Material for this task.
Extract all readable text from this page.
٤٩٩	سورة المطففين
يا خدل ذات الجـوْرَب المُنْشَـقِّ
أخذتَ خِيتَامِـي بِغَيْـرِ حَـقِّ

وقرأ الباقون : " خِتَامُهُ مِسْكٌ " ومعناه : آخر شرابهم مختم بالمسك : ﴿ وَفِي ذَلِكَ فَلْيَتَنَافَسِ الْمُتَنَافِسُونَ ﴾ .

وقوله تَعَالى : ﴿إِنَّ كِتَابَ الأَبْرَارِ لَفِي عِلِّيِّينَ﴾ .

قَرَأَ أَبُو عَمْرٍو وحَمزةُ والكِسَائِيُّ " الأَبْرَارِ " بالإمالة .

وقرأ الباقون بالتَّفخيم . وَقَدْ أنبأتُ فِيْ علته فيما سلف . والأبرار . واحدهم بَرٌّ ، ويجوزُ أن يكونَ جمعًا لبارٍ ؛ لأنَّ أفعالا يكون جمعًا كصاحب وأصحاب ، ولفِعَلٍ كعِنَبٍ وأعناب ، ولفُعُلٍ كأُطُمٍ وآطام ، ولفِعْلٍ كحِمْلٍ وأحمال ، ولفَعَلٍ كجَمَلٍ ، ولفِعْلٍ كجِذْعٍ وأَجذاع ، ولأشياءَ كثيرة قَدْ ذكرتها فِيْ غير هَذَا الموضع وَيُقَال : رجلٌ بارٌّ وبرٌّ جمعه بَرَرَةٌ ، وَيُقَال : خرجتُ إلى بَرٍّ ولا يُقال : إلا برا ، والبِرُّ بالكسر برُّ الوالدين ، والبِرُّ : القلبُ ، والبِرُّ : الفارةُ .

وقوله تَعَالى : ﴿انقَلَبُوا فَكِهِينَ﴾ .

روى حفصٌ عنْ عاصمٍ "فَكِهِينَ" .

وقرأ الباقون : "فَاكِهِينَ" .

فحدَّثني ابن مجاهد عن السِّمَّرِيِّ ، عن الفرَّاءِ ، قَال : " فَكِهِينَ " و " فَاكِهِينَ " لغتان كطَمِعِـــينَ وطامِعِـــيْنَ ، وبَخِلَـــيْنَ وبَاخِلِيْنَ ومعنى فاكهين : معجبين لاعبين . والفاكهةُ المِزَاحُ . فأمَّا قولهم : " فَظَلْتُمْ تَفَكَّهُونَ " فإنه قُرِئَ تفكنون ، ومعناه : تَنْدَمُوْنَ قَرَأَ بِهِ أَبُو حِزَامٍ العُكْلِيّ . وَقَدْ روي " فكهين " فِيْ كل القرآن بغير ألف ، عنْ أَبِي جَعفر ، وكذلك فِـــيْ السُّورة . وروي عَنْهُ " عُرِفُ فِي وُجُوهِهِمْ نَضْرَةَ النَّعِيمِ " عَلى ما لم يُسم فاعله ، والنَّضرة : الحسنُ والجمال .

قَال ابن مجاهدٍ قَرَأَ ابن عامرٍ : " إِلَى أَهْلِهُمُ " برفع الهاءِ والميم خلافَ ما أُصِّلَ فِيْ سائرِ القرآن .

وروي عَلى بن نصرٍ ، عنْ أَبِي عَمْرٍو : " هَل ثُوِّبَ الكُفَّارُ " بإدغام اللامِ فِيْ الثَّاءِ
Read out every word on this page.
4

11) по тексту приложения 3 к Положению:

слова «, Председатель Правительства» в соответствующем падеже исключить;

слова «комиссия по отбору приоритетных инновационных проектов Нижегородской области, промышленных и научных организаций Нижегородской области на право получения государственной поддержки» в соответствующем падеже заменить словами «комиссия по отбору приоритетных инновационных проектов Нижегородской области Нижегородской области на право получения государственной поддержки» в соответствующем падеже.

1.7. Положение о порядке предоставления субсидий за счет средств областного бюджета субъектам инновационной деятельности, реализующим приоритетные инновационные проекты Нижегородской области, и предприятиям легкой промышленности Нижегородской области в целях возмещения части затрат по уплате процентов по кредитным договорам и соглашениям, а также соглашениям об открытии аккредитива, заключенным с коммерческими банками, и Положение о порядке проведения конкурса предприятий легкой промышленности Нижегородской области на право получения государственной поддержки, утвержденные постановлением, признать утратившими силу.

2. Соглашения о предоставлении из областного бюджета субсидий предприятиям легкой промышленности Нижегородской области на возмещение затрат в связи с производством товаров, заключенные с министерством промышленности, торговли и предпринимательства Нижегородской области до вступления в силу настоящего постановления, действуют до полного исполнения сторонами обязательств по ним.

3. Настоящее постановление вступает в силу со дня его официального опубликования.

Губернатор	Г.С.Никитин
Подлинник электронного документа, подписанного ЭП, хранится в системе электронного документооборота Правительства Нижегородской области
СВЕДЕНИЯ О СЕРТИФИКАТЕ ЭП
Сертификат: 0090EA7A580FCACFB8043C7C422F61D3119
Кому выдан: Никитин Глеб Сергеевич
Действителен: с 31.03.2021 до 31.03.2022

Written instruction.
Transcribe all of the entries without altering anything.

Written reply.
Extract all readable text from this page.
٤٩٩	سورة المطففين
يا خدل ذات الجـوْرَب المُنْشَـقِّ
أخذتَ خِيتَامِـي بِغَيْـرِ حَـقِّ

وقرأ الباقون : " خِتَامُهُ مِسْكٌ " ومعناه : آخر شرابهم مختم بالمسك : ﴿ وَفِي ذَلِكَ فَلْيَتَنَافَسِ الْمُتَنَافِسُونَ ﴾ .

وقوله تَعَالى : ﴿إِنَّ كِتَابَ الأَبْرَارِ لَفِي عِلِّيِّينَ﴾ .

قَرَأَ أَبُو عَمْرٍو وحَمزةُ والكِسَائِيُّ " الأَبْرَارِ " بالإمالة .

وقرأ الباقون بالتَّفخيم . وَقَدْ أنبأتُ فِيْ علته فيما سلف . والأبرار . واحدهم بَرٌّ ، ويجوزُ أن يكونَ جمعًا لبارٍ ؛ لأنَّ أفعالا يكون جمعًا كصاحب وأصحاب ، ولفِعَلٍ كعِنَبٍ وأعناب ، ولفُعُلٍ كأُطُمٍ وآطام ، ولفِعْلٍ كحِمْلٍ وأحمال ، ولفَعَلٍ كجَمَلٍ ، ولفِعْلٍ كجِذْعٍ وأَجذاع ، ولأشياءَ كثيرة قَدْ ذكرتها فِيْ غير هَذَا الموضع وَيُقَال : رجلٌ بارٌّ وبرٌّ جمعه بَرَرَةٌ ، وَيُقَال : خرجتُ إلى بَرٍّ ولا يُقال : إلا برا ، والبِرُّ بالكسر برُّ الوالدين ، والبِرُّ : القلبُ ، والبِرُّ : الفارةُ .

وقوله تَعَالى : ﴿انقَلَبُوا فَكِهِينَ﴾ .

روى حفصٌ عنْ عاصمٍ "فَكِهِينَ" .

وقرأ الباقون : "فَاكِهِينَ" .

فحدَّثني ابن مجاهد عن السِّمَّرِيِّ ، عن الفرَّاءِ ، قَال : " فَكِهِينَ " و " فَاكِهِينَ " لغتان كطَمِعِـــينَ وطامِعِـــيْنَ ، وبَخِلَـــيْنَ وبَاخِلِيْنَ ومعنى فاكهين : معجبين لاعبين . والفاكهةُ المِزَاحُ . فأمَّا قولهم : " فَظَلْتُمْ تَفَكَّهُونَ " فإنه قُرِئَ تفكنون ، ومعناه : تَنْدَمُوْنَ قَرَأَ بِهِ أَبُو حِزَامٍ العُكْلِيّ . وَقَدْ روي " فكهين " فِيْ كل القرآن بغير ألف ، عنْ أَبِي جَعفر ، وكذلك فِـــيْ السُّورة . وروي عَنْهُ " عُرِفُ فِي وُجُوهِهِمْ نَضْرَةَ النَّعِيمِ " عَلى ما لم يُسم فاعله ، والنَّضرة : الحسنُ والجمال .

قَال ابن مجاهدٍ قَرَأَ ابن عامرٍ : " إِلَى أَهْلِهُمُ " برفع الهاءِ والميم خلافَ ما أُصِّلَ فِيْ سائرِ القرآن .

وروي عَلى بن نصرٍ ، عنْ أَبِي عَمْرٍو : " هَل ثُوِّبَ الكُفَّارُ " بإدغام اللامِ فِيْ الثَّاءِ
Read out every word on this page.
4

11) по тексту приложения 3 к Положению:

слова «, Председатель Правительства» в соответствующем падеже исключить;

слова «комиссия по отбору приоритетных инновационных проектов Нижегородской области, промышленных и научных организаций Нижегородской области на право получения государственной поддержки» в соответствующем падеже заменить словами «комиссия по отбору приоритетных инновационных проектов Нижегородской области Нижегородской области на право получения государственной поддержки» в соответствующем падеже.

1.7. Положение о порядке предоставления субсидий за счет средств областного бюджета субъектам инновационной деятельности, реализующим приоритетные инновационные проекты Нижегородской области, и предприятиям легкой промышленности Нижегородской области в целях возмещения части затрат по уплате процентов по кредитным договорам и соглашениям, а также соглашениям об открытии аккредитива, заключенным с коммерческими банками, и Положение о порядке проведения конкурса предприятий легкой промышленности Нижегородской области на право получения государственной поддержки, утвержденные постановлением, признать утратившими силу.

2. Соглашения о предоставлении из областного бюджета субсидий предприятиям легкой промышленности Нижегородской области на возмещение затрат в связи с производством товаров, заключенные с министерством промышленности, торговли и предпринимательства Нижегородской области до вступления в силу настоящего постановления, действуют до полного исполнения сторонами обязательств по ним.

3. Настоящее постановление вступает в силу со дня его официального опубликования.

Губернатор	Г.С.Никитин
Подлинник электронного документа, подписанного ЭП, хранится в системе электронного документооборота Правительства Нижегородской области
СВЕДЕНИЯ О СЕРТИФИКАТЕ ЭП
Сертификат: 0090EA7A580FCACFB8043C7C422F61D3119
Кому выдан: Никитин Глеб Сергеевич
Действителен: с 31.03.2021 до 31.03.2022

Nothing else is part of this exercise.